=== Extract ===
/---
But measuring normality is a challenge. The basic concept is hard to pin down. Moreover, levels of development and expectations vary drastically, and the areas of concern may be difficult or impossible for outsiders to access. However, solutions to this problem can be found.

As with other development objectives, the key to measuring normality is to operationalize it, that is, to define it in specific terms that can be assessed. This is a challenge we faced in our work in Pakistan, when we were conducting the first scientific surveys ever in the Federally Administered Tribal Areas (FATA) on the Afghan border, where decades of war have devastated the infrastructure, and in the country’s settled areas, as we tried to assess quality of life.

In a conflict-plagued environment, we established a “normality index” based on a minimal definition of normality, focused on whether goods were circulating and the most basic of services operating. Thus our survey asked FATA residents about the functioning of markets, schools, clinics, and hospitals in their areas.

The results were revealing. (See Chart 1.) After major security force operations in parts of the tribal territories, 55% said at least three of the four facilities were working in their areas when we polled in 2011. Just over one-third (36%) said only one or two of the facilities were operating, while 10% said none were open.

We learned even more when we mapped the results (or for those fond of technical jargon, did geospatial analysis). There were two areas where almost everyone said most services were working – Mohmand, where the Pakistani Army had largely driven out the Taliban, and North Waziristan, where Taliban control was almost uncontested then. (Recently the Pakistan military has moved into North Waziristan.)
\---
=== Work item A ===
Copy the part of the excerpt on measuring normality starting at "As with other" and ending at "quality of life.".
=== Work item B ===
In the excerpt on measuring normality, rewrite the paragraph beginning "The results were revealing" as a short list that keeps its main facts.
=== Work item C ===
Answer these questions from the excerpt on measuring normality.
(i) Where did the authors conduct the first scientific surveys ever?
(ii) Which four facilities did the survey ask FATA residents about?
(iii) In which area had the Pakistani Army largely driven out the Taliban?
The records that follow come from a separate source and are unrelated to the excerpt on measuring normality.

=== Raw data ===
/---
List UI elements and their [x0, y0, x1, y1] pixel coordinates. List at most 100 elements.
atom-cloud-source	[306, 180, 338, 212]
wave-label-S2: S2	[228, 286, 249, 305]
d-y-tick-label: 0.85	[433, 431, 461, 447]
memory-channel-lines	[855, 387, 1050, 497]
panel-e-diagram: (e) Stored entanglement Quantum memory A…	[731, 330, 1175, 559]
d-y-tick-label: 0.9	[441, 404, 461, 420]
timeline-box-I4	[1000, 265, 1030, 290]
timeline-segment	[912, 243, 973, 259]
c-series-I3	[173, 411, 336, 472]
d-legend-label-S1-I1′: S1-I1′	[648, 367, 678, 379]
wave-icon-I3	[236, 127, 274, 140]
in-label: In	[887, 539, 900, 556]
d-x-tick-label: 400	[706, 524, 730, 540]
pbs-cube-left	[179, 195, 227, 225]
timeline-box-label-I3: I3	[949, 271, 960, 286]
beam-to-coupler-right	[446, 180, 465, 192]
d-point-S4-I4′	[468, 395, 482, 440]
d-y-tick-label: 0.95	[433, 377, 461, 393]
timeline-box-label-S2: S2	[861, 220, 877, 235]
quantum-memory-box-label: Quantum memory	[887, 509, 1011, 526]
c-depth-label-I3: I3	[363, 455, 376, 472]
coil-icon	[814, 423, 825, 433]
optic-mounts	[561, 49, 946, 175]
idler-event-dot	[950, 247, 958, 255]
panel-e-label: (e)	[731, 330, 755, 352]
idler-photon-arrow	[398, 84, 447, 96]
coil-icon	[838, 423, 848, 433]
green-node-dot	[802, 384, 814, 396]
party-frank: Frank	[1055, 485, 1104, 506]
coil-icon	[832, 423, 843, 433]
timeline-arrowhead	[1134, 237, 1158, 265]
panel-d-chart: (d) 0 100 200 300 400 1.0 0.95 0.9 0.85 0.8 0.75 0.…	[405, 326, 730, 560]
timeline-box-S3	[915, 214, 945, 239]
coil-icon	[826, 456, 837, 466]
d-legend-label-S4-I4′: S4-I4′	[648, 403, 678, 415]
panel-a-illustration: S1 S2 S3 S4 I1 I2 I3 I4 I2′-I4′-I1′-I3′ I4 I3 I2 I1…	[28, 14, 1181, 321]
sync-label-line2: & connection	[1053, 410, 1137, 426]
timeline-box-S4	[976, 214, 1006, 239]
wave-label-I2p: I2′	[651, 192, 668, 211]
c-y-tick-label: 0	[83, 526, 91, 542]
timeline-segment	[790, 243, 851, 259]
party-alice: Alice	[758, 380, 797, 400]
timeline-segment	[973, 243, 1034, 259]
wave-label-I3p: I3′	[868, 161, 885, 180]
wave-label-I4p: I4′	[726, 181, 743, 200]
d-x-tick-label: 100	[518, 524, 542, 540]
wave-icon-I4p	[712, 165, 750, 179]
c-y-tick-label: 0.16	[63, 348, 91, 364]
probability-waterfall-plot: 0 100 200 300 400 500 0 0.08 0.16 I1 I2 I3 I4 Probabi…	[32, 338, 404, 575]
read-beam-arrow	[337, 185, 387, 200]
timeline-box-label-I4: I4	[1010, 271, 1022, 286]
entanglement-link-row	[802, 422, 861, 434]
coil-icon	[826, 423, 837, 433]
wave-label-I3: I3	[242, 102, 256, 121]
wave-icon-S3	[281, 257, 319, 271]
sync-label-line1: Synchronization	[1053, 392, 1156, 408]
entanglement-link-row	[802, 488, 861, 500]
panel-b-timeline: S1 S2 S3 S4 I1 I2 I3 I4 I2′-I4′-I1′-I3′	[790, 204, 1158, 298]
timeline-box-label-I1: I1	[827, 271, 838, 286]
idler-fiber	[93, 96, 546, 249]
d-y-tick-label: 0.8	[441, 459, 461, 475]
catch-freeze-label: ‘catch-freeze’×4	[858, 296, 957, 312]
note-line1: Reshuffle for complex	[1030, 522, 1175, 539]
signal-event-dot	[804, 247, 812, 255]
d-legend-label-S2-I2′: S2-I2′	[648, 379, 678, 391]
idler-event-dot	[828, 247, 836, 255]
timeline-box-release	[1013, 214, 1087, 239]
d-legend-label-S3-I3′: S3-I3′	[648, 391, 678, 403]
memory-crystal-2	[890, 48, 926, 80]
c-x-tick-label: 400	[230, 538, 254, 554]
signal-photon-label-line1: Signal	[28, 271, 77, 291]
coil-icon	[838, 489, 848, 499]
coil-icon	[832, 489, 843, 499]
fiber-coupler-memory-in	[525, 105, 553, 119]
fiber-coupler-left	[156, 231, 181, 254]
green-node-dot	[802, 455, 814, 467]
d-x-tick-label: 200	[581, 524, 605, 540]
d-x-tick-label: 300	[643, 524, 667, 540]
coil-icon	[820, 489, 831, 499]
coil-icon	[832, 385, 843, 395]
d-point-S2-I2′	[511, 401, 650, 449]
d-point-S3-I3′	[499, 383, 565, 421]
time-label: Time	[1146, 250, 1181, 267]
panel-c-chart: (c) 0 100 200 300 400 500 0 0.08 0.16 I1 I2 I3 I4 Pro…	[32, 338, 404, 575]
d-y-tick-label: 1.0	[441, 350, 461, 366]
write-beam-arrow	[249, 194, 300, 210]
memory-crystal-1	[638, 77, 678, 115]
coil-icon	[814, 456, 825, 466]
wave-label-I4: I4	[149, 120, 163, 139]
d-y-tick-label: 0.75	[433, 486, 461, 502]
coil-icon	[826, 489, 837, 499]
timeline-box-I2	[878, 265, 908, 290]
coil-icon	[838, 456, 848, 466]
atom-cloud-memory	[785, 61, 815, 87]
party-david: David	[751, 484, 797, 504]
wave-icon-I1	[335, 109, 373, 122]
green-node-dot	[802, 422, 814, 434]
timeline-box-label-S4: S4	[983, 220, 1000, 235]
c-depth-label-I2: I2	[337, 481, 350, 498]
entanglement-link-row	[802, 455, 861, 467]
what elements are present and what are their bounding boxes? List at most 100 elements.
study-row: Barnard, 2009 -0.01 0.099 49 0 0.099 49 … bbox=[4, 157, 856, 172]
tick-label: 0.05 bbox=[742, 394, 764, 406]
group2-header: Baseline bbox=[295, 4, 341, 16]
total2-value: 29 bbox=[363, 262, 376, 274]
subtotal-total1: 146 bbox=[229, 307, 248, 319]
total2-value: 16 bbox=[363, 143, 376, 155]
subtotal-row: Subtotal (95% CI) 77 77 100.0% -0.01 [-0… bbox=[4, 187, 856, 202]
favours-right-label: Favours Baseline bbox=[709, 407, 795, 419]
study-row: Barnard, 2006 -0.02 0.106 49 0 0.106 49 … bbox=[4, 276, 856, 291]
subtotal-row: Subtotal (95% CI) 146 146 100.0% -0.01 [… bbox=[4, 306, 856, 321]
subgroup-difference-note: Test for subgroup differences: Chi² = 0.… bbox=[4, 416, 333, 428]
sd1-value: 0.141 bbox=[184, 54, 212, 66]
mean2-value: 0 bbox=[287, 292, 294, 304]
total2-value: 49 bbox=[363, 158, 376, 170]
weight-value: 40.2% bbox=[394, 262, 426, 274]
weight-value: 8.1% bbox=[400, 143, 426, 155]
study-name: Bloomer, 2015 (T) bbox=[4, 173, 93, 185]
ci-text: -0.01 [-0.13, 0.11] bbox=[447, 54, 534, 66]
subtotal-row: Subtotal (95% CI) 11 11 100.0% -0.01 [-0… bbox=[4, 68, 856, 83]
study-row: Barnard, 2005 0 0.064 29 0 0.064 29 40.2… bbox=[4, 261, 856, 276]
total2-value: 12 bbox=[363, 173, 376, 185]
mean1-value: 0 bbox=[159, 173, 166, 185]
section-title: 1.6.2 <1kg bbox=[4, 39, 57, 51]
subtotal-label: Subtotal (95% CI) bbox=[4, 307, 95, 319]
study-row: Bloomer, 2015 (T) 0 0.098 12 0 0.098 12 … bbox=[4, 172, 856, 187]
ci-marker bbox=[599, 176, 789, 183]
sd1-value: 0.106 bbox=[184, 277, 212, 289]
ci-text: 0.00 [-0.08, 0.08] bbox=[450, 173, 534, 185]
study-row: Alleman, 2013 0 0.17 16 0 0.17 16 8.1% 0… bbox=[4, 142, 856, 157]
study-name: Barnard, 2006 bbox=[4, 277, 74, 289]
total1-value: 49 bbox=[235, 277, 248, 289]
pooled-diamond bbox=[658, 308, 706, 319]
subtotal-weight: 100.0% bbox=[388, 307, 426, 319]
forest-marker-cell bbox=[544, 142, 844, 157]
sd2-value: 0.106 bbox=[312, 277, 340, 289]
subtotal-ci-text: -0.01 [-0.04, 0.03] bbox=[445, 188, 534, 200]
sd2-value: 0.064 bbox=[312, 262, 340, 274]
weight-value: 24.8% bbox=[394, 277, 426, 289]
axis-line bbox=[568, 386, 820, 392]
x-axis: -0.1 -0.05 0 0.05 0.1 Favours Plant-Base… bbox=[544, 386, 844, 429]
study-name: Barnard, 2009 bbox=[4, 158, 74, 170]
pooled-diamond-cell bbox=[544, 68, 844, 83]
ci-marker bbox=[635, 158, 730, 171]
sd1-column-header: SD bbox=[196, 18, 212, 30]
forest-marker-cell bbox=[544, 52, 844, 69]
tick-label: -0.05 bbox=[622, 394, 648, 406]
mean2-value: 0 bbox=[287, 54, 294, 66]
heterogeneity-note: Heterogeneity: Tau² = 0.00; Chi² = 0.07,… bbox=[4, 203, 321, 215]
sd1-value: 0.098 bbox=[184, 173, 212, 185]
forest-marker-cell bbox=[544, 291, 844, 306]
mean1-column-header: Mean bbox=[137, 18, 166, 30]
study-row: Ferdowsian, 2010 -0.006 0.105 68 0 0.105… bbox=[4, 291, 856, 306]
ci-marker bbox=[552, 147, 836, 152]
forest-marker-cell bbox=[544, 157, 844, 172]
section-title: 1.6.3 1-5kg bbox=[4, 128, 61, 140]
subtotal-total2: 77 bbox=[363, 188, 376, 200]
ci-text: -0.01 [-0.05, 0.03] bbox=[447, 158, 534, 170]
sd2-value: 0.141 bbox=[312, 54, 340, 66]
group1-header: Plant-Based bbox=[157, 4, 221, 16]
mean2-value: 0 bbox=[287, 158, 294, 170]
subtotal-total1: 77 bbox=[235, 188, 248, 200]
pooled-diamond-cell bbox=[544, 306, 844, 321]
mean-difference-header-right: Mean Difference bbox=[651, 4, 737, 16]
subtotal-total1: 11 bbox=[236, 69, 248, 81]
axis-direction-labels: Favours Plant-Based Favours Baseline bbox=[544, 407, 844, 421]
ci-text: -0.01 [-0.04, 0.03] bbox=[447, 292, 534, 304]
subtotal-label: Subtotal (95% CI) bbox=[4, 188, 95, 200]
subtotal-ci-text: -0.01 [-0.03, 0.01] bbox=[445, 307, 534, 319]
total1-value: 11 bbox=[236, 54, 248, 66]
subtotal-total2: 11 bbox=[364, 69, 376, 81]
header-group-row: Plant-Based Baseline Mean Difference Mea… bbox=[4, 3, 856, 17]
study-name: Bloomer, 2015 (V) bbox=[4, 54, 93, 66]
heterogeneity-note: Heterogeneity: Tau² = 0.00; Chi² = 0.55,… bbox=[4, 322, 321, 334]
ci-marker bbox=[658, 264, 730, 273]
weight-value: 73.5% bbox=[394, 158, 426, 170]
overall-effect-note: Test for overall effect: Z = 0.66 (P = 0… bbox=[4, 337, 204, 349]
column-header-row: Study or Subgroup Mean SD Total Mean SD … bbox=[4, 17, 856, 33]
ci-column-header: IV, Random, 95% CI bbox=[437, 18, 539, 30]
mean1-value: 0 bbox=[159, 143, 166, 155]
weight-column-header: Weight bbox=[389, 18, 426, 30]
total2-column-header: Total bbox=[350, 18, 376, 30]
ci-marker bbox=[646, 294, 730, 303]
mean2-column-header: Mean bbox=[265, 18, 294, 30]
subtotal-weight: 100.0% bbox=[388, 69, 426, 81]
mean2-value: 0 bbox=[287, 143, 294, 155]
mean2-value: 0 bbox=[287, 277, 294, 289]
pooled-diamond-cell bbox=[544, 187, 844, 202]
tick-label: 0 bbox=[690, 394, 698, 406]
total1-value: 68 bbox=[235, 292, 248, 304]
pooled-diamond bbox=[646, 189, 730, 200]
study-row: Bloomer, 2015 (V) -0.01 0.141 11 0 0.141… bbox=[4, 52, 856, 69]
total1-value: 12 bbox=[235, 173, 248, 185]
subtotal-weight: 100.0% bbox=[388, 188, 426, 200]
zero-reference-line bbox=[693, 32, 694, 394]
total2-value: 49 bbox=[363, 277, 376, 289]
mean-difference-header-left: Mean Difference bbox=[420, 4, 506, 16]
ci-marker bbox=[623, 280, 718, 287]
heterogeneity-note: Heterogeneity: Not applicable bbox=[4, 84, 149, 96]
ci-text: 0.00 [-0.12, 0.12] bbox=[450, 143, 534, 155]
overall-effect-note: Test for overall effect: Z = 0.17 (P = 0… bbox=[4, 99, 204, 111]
\---
=== Written answer A ===
As with other development objectives, the key to measuring normality is to operationalize it, that is, to define it in specific terms that can be assessed. This is a challenge we faced in our work in Pakistan, when we were conducting the first scientific surveys ever in the Federally Administered Tribal Areas (FATA) on the Afghan border, where decades of war have devastated the infrastructure, and in the country’s settled areas, as we tried to assess quality of life.

=== Written answer B ===
- The poll was taken in 2011, after major security force operations in parts of the tribal territories.
- 55% said at least three of the four facilities were working in their areas.
- 36% said only one or two of the facilities were operating.
- 10% said none were open.

=== Written answer C ===
(i) In the Federally Administered Tribal Areas (FATA) on the Afghan border
(ii) Markets, schools, clinics, and hospitals
(iii) Mohmand